Records from a collection of figures
============================================================
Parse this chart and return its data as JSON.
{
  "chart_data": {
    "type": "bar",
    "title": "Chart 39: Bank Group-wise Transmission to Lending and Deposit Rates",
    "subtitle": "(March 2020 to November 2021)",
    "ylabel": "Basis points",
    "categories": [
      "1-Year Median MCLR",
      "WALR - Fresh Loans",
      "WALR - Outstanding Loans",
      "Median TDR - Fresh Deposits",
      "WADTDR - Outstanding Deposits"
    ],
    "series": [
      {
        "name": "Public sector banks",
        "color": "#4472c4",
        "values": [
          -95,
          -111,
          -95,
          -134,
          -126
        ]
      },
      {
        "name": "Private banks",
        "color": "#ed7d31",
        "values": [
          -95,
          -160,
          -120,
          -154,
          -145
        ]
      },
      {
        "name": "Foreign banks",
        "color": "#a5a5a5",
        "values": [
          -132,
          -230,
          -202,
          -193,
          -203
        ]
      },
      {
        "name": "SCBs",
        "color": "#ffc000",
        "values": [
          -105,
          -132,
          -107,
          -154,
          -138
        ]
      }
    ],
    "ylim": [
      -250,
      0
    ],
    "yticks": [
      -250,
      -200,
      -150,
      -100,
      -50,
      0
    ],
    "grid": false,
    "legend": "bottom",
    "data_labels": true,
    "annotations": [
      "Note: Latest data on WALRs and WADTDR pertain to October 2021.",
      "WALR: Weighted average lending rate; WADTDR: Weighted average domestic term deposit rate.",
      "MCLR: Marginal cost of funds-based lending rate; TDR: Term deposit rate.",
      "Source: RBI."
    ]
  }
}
============================================================
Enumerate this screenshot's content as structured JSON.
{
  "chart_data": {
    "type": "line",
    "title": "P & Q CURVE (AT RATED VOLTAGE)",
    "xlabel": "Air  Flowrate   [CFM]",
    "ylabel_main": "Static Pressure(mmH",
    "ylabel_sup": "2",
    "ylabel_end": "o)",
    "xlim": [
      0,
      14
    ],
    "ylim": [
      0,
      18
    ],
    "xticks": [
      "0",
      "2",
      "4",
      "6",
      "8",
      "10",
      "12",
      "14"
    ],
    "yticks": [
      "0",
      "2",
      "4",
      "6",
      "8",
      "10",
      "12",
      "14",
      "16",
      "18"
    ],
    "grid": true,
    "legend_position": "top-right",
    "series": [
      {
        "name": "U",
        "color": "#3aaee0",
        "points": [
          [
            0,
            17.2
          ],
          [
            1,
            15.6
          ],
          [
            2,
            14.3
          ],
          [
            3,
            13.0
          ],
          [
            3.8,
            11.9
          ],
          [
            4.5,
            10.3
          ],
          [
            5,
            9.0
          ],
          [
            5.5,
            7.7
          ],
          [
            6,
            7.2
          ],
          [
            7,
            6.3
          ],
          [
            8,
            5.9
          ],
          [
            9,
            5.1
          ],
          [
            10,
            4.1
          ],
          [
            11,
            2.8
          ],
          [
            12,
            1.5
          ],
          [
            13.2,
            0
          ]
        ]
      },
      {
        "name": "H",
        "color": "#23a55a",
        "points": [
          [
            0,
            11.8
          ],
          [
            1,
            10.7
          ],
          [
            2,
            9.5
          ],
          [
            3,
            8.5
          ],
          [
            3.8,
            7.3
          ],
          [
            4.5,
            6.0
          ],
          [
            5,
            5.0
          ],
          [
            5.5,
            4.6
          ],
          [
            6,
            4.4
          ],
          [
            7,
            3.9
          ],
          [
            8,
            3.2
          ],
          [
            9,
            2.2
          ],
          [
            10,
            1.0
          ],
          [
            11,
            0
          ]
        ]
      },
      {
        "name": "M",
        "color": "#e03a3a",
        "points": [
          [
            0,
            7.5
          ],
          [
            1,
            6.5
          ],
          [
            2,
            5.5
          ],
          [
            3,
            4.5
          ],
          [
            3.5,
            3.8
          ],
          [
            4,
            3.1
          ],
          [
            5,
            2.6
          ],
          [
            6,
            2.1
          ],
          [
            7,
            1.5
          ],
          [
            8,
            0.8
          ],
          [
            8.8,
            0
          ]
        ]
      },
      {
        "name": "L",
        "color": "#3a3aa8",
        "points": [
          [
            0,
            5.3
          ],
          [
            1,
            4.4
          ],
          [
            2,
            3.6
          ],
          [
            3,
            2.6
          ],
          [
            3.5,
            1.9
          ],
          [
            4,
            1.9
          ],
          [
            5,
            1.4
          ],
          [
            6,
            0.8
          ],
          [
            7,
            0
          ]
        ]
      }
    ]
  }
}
============================================================
▶ _Work to do_
Copy every line that contains the string "banks".

▶ _Expected answer_
        "name": "Public sector banks",
        "name": "Private banks",
        "name": "Foreign banks",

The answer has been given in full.